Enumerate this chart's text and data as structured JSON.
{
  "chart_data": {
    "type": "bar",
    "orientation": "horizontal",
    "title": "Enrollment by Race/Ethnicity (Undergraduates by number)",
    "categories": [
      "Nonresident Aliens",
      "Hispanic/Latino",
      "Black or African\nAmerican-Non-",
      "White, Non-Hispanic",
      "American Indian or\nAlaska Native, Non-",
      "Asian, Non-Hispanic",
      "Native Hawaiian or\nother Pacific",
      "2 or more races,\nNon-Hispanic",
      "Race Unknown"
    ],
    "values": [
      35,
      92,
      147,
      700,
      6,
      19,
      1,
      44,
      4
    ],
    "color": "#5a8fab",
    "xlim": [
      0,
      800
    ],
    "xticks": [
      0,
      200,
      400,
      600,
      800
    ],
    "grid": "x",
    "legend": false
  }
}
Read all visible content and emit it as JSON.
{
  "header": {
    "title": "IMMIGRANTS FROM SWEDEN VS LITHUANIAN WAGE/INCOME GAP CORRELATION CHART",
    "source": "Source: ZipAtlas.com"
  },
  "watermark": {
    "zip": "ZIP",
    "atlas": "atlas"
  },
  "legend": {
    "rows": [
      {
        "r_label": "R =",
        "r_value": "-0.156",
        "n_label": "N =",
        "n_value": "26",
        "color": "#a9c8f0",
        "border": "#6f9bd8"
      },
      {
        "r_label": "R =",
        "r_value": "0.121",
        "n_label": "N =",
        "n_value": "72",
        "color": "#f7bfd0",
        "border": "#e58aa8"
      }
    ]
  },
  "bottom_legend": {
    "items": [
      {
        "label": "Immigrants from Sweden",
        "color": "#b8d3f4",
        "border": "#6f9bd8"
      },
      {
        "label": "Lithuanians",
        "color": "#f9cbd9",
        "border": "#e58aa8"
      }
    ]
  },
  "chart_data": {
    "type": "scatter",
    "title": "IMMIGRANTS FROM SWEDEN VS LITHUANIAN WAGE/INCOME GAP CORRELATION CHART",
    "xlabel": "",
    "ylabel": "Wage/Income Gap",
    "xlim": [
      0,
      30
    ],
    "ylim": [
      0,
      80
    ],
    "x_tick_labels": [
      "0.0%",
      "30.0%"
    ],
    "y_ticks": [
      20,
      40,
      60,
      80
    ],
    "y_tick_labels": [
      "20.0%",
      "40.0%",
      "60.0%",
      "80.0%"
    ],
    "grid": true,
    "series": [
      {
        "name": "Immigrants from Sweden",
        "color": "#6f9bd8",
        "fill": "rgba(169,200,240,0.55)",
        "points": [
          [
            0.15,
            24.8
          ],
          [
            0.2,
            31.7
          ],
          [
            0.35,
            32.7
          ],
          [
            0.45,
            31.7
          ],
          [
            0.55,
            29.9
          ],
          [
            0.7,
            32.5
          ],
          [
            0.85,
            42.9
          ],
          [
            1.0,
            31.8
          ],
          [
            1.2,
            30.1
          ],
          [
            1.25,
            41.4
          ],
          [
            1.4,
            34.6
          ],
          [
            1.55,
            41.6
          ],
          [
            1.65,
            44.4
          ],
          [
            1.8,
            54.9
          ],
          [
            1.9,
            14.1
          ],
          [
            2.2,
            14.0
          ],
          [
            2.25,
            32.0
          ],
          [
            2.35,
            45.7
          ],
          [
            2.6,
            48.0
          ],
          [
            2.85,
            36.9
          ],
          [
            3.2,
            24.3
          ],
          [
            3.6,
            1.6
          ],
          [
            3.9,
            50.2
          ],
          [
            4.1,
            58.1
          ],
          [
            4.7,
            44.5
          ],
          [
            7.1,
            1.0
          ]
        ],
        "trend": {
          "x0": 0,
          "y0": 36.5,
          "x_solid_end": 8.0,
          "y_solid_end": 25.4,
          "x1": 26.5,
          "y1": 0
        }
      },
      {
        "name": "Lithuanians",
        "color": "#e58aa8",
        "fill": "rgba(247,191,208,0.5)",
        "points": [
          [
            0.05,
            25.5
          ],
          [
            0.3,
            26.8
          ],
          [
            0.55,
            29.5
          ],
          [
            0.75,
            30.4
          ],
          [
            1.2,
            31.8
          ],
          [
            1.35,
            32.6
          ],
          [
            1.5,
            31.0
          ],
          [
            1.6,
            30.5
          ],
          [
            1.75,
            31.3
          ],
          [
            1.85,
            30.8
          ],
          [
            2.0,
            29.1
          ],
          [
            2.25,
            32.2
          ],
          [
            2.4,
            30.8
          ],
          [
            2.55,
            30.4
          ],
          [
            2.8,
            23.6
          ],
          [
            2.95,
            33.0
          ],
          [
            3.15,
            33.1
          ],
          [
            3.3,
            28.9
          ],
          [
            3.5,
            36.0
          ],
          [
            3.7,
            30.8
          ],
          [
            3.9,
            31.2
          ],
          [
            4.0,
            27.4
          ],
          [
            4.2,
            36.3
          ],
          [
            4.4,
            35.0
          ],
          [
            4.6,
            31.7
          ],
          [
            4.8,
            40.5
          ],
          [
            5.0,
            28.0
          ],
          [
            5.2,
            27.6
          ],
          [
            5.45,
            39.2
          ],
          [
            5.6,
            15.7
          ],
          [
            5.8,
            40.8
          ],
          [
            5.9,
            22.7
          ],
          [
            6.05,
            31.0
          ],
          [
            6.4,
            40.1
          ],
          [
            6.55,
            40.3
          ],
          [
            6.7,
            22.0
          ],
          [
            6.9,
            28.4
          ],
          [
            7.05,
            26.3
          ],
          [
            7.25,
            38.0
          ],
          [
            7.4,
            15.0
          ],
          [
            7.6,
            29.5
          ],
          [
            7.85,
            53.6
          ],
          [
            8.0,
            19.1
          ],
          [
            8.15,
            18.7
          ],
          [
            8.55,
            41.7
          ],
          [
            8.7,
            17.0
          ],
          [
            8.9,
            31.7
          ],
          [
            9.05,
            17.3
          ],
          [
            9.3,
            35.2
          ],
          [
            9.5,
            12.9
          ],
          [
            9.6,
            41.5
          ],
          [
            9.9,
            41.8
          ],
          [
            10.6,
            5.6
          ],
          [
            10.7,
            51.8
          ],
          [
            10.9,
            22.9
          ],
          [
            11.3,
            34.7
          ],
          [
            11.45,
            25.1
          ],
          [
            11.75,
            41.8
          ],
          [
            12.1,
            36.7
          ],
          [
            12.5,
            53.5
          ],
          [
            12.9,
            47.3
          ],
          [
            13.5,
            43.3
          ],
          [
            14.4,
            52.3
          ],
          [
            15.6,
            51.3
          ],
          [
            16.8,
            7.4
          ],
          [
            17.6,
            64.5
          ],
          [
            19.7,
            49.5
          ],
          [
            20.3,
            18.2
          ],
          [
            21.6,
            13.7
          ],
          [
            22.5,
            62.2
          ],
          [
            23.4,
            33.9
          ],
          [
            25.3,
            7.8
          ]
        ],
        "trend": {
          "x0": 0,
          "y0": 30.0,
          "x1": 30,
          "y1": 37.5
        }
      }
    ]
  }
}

■ SHORT EXERCISE
Go through the records above and set each one down exactly, please.

■ ANSWER TO THIS TASK
Enumerate this chart's text and data as structured JSON.
{
  "chart_data": {
    "type": "bar",
    "orientation": "horizontal",
    "title": "Enrollment by Race/Ethnicity (Undergraduates by number)",
    "categories": [
      "Nonresident Aliens",
      "Hispanic/Latino",
      "Black or African\nAmerican-Non-",
      "White, Non-Hispanic",
      "American Indian or\nAlaska Native, Non-",
      "Asian, Non-Hispanic",
      "Native Hawaiian or\nother Pacific",
      "2 or more races,\nNon-Hispanic",
      "Race Unknown"
    ],
    "values": [
      35,
      92,
      147,
      700,
      6,
      19,
      1,
      44,
      4
    ],
    "color": "#5a8fab",
    "xlim": [
      0,
      800
    ],
    "xticks": [
      0,
      200,
      400,
      600,
      800
    ],
    "grid": "x",
    "legend": false
  }
}
Read all visible content and emit it as JSON.
{
  "header": {
    "title": "IMMIGRANTS FROM SWEDEN VS LITHUANIAN WAGE/INCOME GAP CORRELATION CHART",
    "source": "Source: ZipAtlas.com"
  },
  "watermark": {
    "zip": "ZIP",
    "atlas": "atlas"
  },
  "legend": {
    "rows": [
      {
        "r_label": "R =",
        "r_value": "-0.156",
        "n_label": "N =",
        "n_value": "26",
        "color": "#a9c8f0",
        "border": "#6f9bd8"
      },
      {
        "r_label": "R =",
        "r_value": "0.121",
        "n_label": "N =",
        "n_value": "72",
        "color": "#f7bfd0",
        "border": "#e58aa8"
      }
    ]
  },
  "bottom_legend": {
    "items": [
      {
        "label": "Immigrants from Sweden",
        "color": "#b8d3f4",
        "border": "#6f9bd8"
      },
      {
        "label": "Lithuanians",
        "color": "#f9cbd9",
        "border": "#e58aa8"
      }
    ]
  },
  "chart_data": {
    "type": "scatter",
    "title": "IMMIGRANTS FROM SWEDEN VS LITHUANIAN WAGE/INCOME GAP CORRELATION CHART",
    "xlabel": "",
    "ylabel": "Wage/Income Gap",
    "xlim": [
      0,
      30
    ],
    "ylim": [
      0,
      80
    ],
    "x_tick_labels": [
      "0.0%",
      "30.0%"
    ],
    "y_ticks": [
      20,
      40,
      60,
      80
    ],
    "y_tick_labels": [
      "20.0%",
      "40.0%",
      "60.0%",
      "80.0%"
    ],
    "grid": true,
    "series": [
      {
        "name": "Immigrants from Sweden",
        "color": "#6f9bd8",
        "fill": "rgba(169,200,240,0.55)",
        "points": [
          [
            0.15,
            24.8
          ],
          [
            0.2,
            31.7
          ],
          [
            0.35,
            32.7
          ],
          [
            0.45,
            31.7
          ],
          [
            0.55,
            29.9
          ],
          [
            0.7,
            32.5
          ],
          [
            0.85,
            42.9
          ],
          [
            1.0,
            31.8
          ],
          [
            1.2,
            30.1
          ],
          [
            1.25,
            41.4
          ],
          [
            1.4,
            34.6
          ],
          [
            1.55,
            41.6
          ],
          [
            1.65,
            44.4
          ],
          [
            1.8,
            54.9
          ],
          [
            1.9,
            14.1
          ],
          [
            2.2,
            14.0
          ],
          [
            2.25,
            32.0
          ],
          [
            2.35,
            45.7
          ],
          [
            2.6,
            48.0
          ],
          [
            2.85,
            36.9
          ],
          [
            3.2,
            24.3
          ],
          [
            3.6,
            1.6
          ],
          [
            3.9,
            50.2
          ],
          [
            4.1,
            58.1
          ],
          [
            4.7,
            44.5
          ],
          [
            7.1,
            1.0
          ]
        ],
        "trend": {
          "x0": 0,
          "y0": 36.5,
          "x_solid_end": 8.0,
          "y_solid_end": 25.4,
          "x1": 26.5,
          "y1": 0
        }
      },
      {
        "name": "Lithuanians",
        "color": "#e58aa8",
        "fill": "rgba(247,191,208,0.5)",
        "points": [
          [
            0.05,
            25.5
          ],
          [
            0.3,
            26.8
          ],
          [
            0.55,
            29.5
          ],
          [
            0.75,
            30.4
          ],
          [
            1.2,
            31.8
          ],
          [
            1.35,
            32.6
          ],
          [
            1.5,
            31.0
          ],
          [
            1.6,
            30.5
          ],
          [
            1.75,
            31.3
          ],
          [
            1.85,
            30.8
          ],
          [
            2.0,
            29.1
          ],
          [
            2.25,
            32.2
          ],
          [
            2.4,
            30.8
          ],
          [
            2.55,
            30.4
          ],
          [
            2.8,
            23.6
          ],
          [
            2.95,
            33.0
          ],
          [
            3.15,
            33.1
          ],
          [
            3.3,
            28.9
          ],
          [
            3.5,
            36.0
          ],
          [
            3.7,
            30.8
          ],
          [
            3.9,
            31.2
          ],
          [
            4.0,
            27.4
          ],
          [
            4.2,
            36.3
          ],
          [
            4.4,
            35.0
          ],
          [
            4.6,
            31.7
          ],
          [
            4.8,
            40.5
          ],
          [
            5.0,
            28.0
          ],
          [
            5.2,
            27.6
          ],
          [
            5.45,
            39.2
          ],
          [
            5.6,
            15.7
          ],
          [
            5.8,
            40.8
          ],
          [
            5.9,
            22.7
          ],
          [
            6.05,
            31.0
          ],
          [
            6.4,
            40.1
          ],
          [
            6.55,
            40.3
          ],
          [
            6.7,
            22.0
          ],
          [
            6.9,
            28.4
          ],
          [
            7.05,
            26.3
          ],
          [
            7.25,
            38.0
          ],
          [
            7.4,
            15.0
          ],
          [
            7.6,
            29.5
          ],
          [
            7.85,
            53.6
          ],
          [
            8.0,
            19.1
          ],
          [
            8.15,
            18.7
          ],
          [
            8.55,
            41.7
          ],
          [
            8.7,
            17.0
          ],
          [
            8.9,
            31.7
          ],
          [
            9.05,
            17.3
          ],
          [
            9.3,
            35.2
          ],
          [
            9.5,
            12.9
          ],
          [
            9.6,
            41.5
          ],
          [
            9.9,
            41.8
          ],
          [
            10.6,
            5.6
          ],
          [
            10.7,
            51.8
          ],
          [
            10.9,
            22.9
          ],
          [
            11.3,
            34.7
          ],
          [
            11.45,
            25.1
          ],
          [
            11.75,
            41.8
          ],
          [
            12.1,
            36.7
          ],
          [
            12.5,
            53.5
          ],
          [
            12.9,
            47.3
          ],
          [
            13.5,
            43.3
          ],
          [
            14.4,
            52.3
          ],
          [
            15.6,
            51.3
          ],
          [
            16.8,
            7.4
          ],
          [
            17.6,
            64.5
          ],
          [
            19.7,
            49.5
          ],
          [
            20.3,
            18.2
          ],
          [
            21.6,
            13.7
          ],
          [
            22.5,
            62.2
          ],
          [
            23.4,
            33.9
          ],
          [
            25.3,
            7.8
          ]
        ],
        "trend": {
          "x0": 0,
          "y0": 30.0,
          "x1": 30,
          "y1": 37.5
        }
      }
    ]
  }
}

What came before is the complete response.